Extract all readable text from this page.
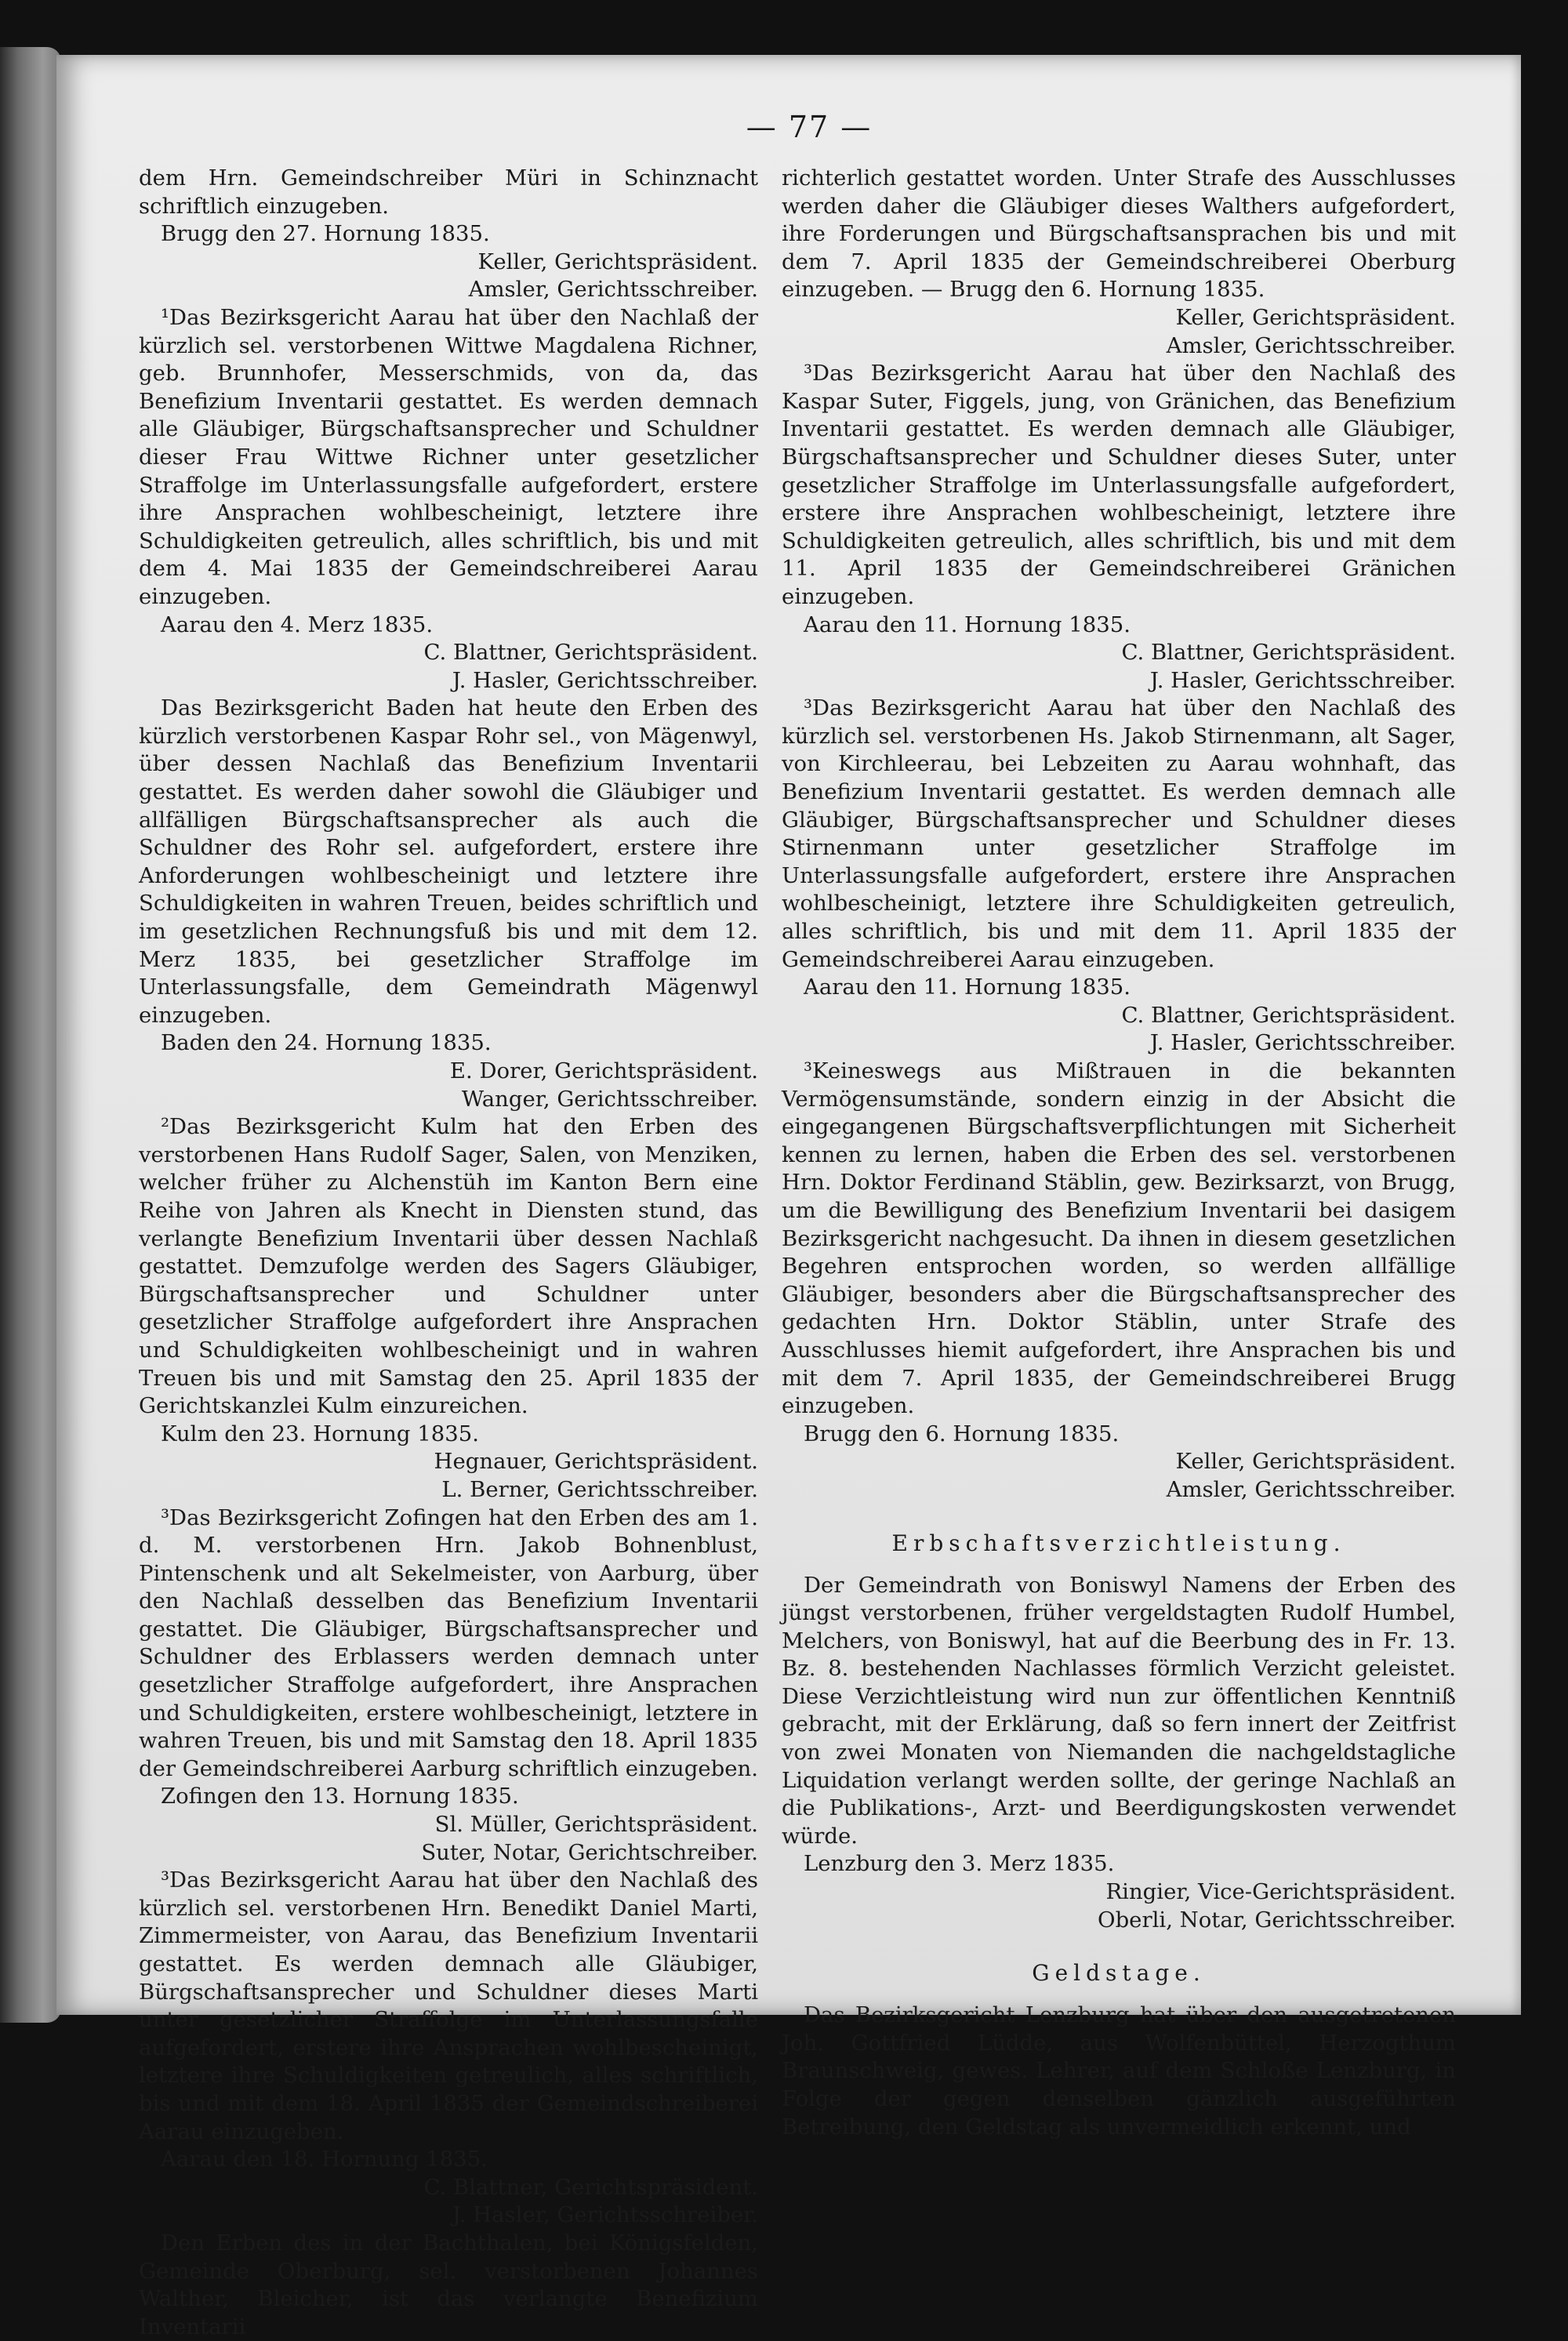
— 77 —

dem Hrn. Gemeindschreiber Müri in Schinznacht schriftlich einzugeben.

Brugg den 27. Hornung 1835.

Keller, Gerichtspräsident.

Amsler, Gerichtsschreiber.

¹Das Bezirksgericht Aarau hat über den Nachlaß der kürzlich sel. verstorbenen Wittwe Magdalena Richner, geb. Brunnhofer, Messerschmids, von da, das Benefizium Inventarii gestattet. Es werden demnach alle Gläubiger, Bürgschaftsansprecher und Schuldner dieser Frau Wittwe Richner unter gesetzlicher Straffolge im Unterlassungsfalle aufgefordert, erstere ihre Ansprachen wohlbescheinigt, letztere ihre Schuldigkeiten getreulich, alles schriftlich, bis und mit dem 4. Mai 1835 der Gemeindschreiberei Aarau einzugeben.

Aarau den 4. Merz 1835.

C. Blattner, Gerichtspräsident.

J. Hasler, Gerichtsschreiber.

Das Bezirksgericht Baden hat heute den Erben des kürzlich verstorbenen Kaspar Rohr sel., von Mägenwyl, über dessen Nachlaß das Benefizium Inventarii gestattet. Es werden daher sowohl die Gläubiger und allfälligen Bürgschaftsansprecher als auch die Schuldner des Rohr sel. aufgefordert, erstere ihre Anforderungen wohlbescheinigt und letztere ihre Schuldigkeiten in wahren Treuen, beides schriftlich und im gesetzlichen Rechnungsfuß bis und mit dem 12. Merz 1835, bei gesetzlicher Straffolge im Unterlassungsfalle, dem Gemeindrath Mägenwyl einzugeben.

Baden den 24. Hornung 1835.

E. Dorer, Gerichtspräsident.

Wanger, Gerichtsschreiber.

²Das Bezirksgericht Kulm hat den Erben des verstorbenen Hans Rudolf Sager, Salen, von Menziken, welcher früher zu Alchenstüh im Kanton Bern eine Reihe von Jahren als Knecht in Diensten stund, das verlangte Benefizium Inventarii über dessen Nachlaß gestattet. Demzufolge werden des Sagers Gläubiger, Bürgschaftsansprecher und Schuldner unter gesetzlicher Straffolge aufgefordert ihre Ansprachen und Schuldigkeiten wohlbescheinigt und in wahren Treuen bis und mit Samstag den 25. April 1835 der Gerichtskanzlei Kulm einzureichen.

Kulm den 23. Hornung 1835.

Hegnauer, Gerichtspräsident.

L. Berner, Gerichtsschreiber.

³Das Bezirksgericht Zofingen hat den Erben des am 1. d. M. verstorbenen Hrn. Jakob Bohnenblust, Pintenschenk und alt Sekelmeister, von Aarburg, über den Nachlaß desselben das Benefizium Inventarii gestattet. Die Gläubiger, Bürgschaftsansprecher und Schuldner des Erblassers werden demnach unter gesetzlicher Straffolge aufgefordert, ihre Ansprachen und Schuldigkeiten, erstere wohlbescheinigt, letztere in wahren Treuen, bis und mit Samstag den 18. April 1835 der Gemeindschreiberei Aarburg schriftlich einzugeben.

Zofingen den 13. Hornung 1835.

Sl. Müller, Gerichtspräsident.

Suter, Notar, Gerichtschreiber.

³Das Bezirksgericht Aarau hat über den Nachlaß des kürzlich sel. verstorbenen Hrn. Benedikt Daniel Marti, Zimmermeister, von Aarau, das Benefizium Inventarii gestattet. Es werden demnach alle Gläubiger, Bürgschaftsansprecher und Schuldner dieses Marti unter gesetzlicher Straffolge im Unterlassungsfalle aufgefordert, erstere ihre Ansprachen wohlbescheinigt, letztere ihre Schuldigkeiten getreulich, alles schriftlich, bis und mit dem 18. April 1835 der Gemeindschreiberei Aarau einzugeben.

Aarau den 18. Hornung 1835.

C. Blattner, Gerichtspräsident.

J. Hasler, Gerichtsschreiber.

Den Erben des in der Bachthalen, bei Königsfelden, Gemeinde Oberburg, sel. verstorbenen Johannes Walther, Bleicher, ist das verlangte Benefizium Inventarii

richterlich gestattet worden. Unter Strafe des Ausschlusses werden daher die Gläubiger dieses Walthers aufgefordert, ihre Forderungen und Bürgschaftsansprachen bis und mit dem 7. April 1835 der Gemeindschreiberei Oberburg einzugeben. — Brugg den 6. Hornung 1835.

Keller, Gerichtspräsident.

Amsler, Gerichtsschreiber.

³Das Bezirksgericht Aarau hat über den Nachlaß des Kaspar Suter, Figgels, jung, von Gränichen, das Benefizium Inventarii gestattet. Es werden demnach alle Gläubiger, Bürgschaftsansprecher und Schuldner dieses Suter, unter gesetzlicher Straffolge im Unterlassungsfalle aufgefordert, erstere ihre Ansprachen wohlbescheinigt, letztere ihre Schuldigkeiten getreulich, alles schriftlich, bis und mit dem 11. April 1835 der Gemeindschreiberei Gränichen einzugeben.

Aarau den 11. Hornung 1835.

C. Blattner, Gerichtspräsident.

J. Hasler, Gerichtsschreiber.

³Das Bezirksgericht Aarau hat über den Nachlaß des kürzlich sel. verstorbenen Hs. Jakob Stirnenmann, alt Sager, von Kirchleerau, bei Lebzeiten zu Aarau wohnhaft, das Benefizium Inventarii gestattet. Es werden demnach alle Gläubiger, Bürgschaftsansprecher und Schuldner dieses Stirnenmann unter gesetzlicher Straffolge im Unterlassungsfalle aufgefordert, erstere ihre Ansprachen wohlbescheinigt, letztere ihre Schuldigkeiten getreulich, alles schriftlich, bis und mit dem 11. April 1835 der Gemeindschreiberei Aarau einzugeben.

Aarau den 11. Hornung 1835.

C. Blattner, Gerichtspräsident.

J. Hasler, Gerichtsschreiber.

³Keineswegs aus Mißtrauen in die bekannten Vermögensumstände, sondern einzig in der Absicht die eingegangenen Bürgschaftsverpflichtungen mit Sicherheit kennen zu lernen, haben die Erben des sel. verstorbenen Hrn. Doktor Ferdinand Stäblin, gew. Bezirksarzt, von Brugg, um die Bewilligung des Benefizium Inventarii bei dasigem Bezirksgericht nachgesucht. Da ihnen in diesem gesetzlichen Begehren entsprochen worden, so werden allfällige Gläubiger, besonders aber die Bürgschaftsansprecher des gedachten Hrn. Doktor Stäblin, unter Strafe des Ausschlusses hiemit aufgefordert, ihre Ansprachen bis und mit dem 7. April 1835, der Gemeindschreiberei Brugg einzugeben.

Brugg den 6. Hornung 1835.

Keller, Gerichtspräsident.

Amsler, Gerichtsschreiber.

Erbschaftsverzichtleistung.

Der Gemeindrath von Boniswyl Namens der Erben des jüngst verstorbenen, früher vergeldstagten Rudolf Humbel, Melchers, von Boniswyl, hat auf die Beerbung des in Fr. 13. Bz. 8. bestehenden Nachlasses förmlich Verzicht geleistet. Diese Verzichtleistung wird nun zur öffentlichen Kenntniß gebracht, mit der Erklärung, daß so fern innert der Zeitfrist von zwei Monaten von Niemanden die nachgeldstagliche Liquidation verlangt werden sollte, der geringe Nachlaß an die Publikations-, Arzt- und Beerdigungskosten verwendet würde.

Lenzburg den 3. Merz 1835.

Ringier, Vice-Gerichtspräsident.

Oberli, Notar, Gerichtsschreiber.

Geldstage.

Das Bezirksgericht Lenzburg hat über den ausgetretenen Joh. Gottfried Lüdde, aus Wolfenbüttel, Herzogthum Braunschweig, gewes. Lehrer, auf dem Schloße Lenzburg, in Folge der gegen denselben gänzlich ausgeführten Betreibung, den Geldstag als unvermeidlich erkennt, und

* * *

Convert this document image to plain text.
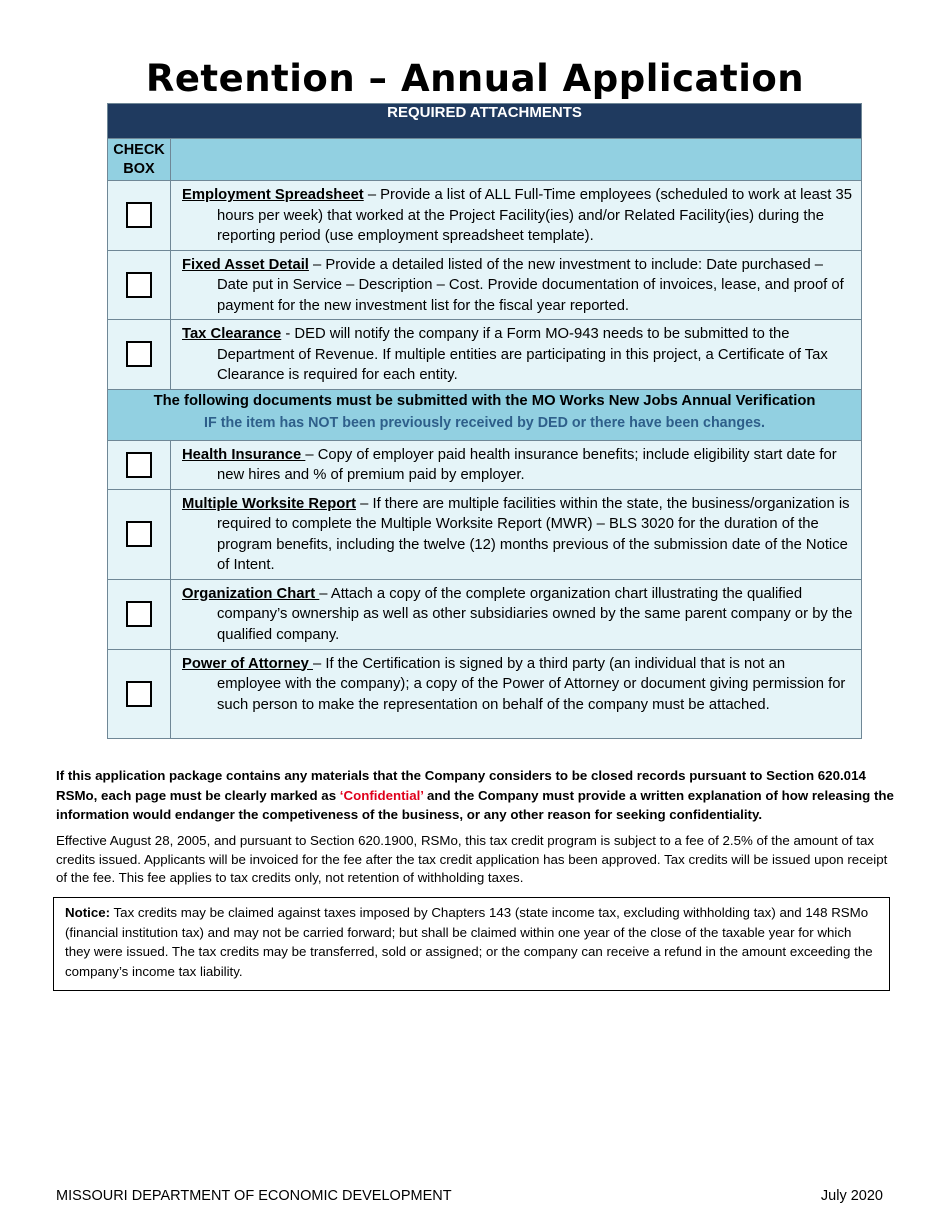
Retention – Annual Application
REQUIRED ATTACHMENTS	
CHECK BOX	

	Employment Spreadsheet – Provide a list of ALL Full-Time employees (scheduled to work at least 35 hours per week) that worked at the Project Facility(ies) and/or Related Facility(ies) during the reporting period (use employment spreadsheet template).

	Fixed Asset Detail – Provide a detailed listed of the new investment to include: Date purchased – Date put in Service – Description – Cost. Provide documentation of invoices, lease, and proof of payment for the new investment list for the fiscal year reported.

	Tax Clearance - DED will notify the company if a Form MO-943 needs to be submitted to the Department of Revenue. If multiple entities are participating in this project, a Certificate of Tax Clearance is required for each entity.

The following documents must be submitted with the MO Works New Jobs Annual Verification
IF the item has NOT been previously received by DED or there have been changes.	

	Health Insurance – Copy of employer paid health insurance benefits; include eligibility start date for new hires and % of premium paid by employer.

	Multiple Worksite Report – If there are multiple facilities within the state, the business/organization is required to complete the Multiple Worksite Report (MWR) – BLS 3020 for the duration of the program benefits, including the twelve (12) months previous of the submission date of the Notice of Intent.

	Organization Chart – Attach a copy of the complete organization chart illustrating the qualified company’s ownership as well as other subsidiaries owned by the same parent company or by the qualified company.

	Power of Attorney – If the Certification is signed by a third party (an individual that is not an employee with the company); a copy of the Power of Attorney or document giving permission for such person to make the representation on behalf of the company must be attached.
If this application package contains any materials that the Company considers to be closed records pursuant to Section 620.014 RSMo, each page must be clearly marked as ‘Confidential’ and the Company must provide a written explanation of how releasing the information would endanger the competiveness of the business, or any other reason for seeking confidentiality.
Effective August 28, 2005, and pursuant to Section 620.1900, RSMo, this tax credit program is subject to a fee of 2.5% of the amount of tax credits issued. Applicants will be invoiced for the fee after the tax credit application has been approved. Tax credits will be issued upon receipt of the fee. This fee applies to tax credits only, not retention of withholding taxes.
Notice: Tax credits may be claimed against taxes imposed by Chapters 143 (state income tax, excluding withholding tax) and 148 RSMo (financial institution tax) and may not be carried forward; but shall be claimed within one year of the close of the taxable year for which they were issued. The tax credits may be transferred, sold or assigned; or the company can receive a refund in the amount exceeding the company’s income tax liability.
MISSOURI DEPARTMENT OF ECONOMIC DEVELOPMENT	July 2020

...

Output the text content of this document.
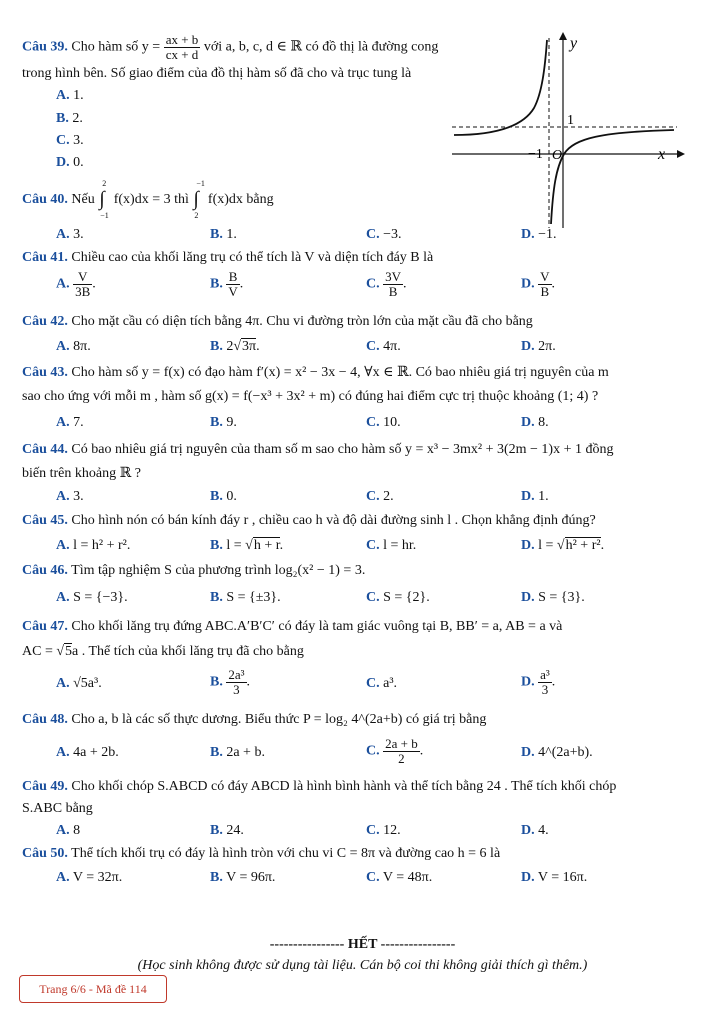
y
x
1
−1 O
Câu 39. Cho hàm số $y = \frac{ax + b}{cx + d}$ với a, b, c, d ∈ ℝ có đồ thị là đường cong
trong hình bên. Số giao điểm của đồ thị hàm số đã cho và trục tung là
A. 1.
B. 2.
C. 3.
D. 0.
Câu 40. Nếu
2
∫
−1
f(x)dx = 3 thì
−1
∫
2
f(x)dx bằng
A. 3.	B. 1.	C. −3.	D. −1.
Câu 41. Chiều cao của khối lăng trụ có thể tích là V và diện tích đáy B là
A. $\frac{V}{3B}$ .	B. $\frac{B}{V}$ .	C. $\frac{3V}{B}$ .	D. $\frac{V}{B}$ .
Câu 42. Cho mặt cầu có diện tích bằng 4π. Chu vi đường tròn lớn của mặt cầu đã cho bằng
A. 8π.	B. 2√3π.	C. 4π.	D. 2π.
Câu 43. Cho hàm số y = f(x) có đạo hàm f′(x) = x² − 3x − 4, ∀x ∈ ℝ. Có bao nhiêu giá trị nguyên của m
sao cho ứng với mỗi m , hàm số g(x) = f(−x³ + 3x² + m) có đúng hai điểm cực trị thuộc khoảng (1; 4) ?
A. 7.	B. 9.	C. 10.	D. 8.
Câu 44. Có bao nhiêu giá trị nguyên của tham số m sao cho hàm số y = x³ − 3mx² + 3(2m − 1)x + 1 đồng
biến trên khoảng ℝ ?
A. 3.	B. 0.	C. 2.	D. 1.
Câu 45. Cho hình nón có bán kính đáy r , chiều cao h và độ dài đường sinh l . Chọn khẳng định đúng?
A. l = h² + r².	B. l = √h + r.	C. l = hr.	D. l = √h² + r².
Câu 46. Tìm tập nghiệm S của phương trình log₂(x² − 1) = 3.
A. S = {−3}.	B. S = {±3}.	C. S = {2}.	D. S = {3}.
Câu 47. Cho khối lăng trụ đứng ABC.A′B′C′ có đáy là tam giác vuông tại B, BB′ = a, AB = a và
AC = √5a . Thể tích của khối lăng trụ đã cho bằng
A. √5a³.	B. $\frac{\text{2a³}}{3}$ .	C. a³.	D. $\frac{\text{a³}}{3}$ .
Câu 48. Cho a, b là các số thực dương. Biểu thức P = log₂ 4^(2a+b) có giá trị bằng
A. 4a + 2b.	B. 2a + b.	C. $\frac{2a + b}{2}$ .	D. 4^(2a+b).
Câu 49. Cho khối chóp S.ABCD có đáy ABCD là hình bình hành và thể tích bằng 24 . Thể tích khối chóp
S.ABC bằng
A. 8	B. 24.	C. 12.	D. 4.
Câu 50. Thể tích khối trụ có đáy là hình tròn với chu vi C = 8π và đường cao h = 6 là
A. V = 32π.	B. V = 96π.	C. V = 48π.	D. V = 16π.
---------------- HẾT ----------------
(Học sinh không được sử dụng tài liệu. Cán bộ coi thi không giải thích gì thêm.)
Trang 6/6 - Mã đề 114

Short exercise:
Report how many lines include the word "taxes". Give nothing but the number.

Correct response:
2